[Dataset entries]

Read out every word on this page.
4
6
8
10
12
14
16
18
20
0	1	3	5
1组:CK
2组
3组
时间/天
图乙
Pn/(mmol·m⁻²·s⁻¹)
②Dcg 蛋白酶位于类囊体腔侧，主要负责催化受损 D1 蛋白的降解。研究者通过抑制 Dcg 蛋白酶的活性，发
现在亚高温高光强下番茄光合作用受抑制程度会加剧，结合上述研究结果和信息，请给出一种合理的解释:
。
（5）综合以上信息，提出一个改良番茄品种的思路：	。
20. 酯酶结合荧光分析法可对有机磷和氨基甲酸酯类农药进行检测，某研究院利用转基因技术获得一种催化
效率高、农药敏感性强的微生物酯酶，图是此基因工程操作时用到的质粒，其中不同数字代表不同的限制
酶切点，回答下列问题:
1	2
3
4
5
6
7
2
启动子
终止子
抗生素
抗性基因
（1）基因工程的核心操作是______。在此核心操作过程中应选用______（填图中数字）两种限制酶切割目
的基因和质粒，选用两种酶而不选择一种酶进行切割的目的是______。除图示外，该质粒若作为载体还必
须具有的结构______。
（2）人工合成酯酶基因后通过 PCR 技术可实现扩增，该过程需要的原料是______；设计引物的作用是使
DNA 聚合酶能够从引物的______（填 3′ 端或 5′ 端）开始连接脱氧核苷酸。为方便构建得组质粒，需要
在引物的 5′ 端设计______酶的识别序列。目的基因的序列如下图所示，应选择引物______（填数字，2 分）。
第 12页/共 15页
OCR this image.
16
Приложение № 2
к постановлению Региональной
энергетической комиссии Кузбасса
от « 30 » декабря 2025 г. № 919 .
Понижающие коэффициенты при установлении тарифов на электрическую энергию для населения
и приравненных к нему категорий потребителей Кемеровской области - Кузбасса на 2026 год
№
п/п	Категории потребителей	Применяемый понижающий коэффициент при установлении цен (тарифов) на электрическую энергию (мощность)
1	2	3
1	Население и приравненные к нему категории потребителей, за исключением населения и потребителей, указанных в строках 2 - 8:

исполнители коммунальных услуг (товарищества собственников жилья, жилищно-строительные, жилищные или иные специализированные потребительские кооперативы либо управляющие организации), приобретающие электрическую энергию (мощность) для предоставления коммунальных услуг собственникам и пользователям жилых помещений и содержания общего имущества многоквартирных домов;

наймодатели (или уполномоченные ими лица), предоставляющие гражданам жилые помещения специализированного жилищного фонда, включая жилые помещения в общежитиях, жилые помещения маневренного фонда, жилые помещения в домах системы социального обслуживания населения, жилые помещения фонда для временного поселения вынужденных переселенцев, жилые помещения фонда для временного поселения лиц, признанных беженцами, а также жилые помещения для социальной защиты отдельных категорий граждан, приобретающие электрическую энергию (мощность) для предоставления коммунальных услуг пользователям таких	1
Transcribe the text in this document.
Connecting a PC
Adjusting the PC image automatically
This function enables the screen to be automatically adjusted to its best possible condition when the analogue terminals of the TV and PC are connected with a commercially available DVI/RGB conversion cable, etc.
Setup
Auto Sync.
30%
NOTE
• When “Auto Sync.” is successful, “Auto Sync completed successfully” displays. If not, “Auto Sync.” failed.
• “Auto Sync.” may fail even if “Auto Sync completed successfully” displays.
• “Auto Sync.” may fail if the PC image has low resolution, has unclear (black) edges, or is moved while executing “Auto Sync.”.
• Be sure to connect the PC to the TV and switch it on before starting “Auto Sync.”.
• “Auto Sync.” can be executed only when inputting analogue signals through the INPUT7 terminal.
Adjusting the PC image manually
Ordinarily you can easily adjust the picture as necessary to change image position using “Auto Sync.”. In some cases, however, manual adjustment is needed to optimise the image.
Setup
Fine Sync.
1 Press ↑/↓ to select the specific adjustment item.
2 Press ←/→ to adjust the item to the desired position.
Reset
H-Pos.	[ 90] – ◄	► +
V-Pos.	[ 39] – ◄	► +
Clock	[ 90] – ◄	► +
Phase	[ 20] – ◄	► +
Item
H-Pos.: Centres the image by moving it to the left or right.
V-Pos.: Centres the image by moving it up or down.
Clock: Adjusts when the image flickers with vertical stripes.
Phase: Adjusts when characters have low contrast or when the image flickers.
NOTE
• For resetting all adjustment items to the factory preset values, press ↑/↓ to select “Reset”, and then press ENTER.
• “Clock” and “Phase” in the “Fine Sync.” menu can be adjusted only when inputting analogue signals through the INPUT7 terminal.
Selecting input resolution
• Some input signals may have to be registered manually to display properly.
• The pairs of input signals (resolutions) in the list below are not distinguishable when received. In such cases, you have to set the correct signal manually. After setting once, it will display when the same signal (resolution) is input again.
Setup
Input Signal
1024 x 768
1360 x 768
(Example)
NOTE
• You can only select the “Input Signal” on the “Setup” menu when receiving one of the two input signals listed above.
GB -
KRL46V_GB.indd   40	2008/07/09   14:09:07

[Task to complete] Without omitting anything, output the entries exactly.

[Exercise result]
Read out every word on this page.
4
6
8
10
12
14
16
18
20
0	1	3	5
1组:CK
2组
3组
时间/天
图乙
Pn/(mmol·m⁻²·s⁻¹)
②Dcg 蛋白酶位于类囊体腔侧，主要负责催化受损 D1 蛋白的降解。研究者通过抑制 Dcg 蛋白酶的活性，发
现在亚高温高光强下番茄光合作用受抑制程度会加剧，结合上述研究结果和信息，请给出一种合理的解释:
。
（5）综合以上信息，提出一个改良番茄品种的思路：	。
20. 酯酶结合荧光分析法可对有机磷和氨基甲酸酯类农药进行检测，某研究院利用转基因技术获得一种催化
效率高、农药敏感性强的微生物酯酶，图是此基因工程操作时用到的质粒，其中不同数字代表不同的限制
酶切点，回答下列问题:
1	2
3
4
5
6
7
2
启动子
终止子
抗生素
抗性基因
（1）基因工程的核心操作是______。在此核心操作过程中应选用______（填图中数字）两种限制酶切割目
的基因和质粒，选用两种酶而不选择一种酶进行切割的目的是______。除图示外，该质粒若作为载体还必
须具有的结构______。
（2）人工合成酯酶基因后通过 PCR 技术可实现扩增，该过程需要的原料是______；设计引物的作用是使
DNA 聚合酶能够从引物的______（填 3′ 端或 5′ 端）开始连接脱氧核苷酸。为方便构建得组质粒，需要
在引物的 5′ 端设计______酶的识别序列。目的基因的序列如下图所示，应选择引物______（填数字，2 分）。
第 12页/共 15页
OCR this image.
16
Приложение № 2
к постановлению Региональной
энергетической комиссии Кузбасса
от « 30 » декабря 2025 г. № 919 .
Понижающие коэффициенты при установлении тарифов на электрическую энергию для населения
и приравненных к нему категорий потребителей Кемеровской области - Кузбасса на 2026 год
№
п/п	Категории потребителей	Применяемый понижающий коэффициент при установлении цен (тарифов) на электрическую энергию (мощность)
1	2	3
1	Население и приравненные к нему категории потребителей, за исключением населения и потребителей, указанных в строках 2 - 8:

исполнители коммунальных услуг (товарищества собственников жилья, жилищно-строительные, жилищные или иные специализированные потребительские кооперативы либо управляющие организации), приобретающие электрическую энергию (мощность) для предоставления коммунальных услуг собственникам и пользователям жилых помещений и содержания общего имущества многоквартирных домов;

наймодатели (или уполномоченные ими лица), предоставляющие гражданам жилые помещения специализированного жилищного фонда, включая жилые помещения в общежитиях, жилые помещения маневренного фонда, жилые помещения в домах системы социального обслуживания населения, жилые помещения фонда для временного поселения вынужденных переселенцев, жилые помещения фонда для временного поселения лиц, признанных беженцами, а также жилые помещения для социальной защиты отдельных категорий граждан, приобретающие электрическую энергию (мощность) для предоставления коммунальных услуг пользователям таких	1
Transcribe the text in this document.
Connecting a PC
Adjusting the PC image automatically
This function enables the screen to be automatically adjusted to its best possible condition when the analogue terminals of the TV and PC are connected with a commercially available DVI/RGB conversion cable, etc.
Setup
Auto Sync.
30%
NOTE
• When “Auto Sync.” is successful, “Auto Sync completed successfully” displays. If not, “Auto Sync.” failed.
• “Auto Sync.” may fail even if “Auto Sync completed successfully” displays.
• “Auto Sync.” may fail if the PC image has low resolution, has unclear (black) edges, or is moved while executing “Auto Sync.”.
• Be sure to connect the PC to the TV and switch it on before starting “Auto Sync.”.
• “Auto Sync.” can be executed only when inputting analogue signals through the INPUT7 terminal.
Adjusting the PC image manually
Ordinarily you can easily adjust the picture as necessary to change image position using “Auto Sync.”. In some cases, however, manual adjustment is needed to optimise the image.
Setup
Fine Sync.
1 Press ↑/↓ to select the specific adjustment item.
2 Press ←/→ to adjust the item to the desired position.
Reset
H-Pos.	[ 90] – ◄	► +
V-Pos.	[ 39] – ◄	► +
Clock	[ 90] – ◄	► +
Phase	[ 20] – ◄	► +
Item
H-Pos.: Centres the image by moving it to the left or right.
V-Pos.: Centres the image by moving it up or down.
Clock: Adjusts when the image flickers with vertical stripes.
Phase: Adjusts when characters have low contrast or when the image flickers.
NOTE
• For resetting all adjustment items to the factory preset values, press ↑/↓ to select “Reset”, and then press ENTER.
• “Clock” and “Phase” in the “Fine Sync.” menu can be adjusted only when inputting analogue signals through the INPUT7 terminal.
Selecting input resolution
• Some input signals may have to be registered manually to display properly.
• The pairs of input signals (resolutions) in the list below are not distinguishable when received. In such cases, you have to set the correct signal manually. After setting once, it will display when the same signal (resolution) is input again.
Setup
Input Signal
1024 x 768
1360 x 768
(Example)
NOTE
• You can only select the “Input Signal” on the “Setup” menu when receiving one of the two input signals listed above.
GB -
KRL46V_GB.indd   40	2008/07/09   14:09:07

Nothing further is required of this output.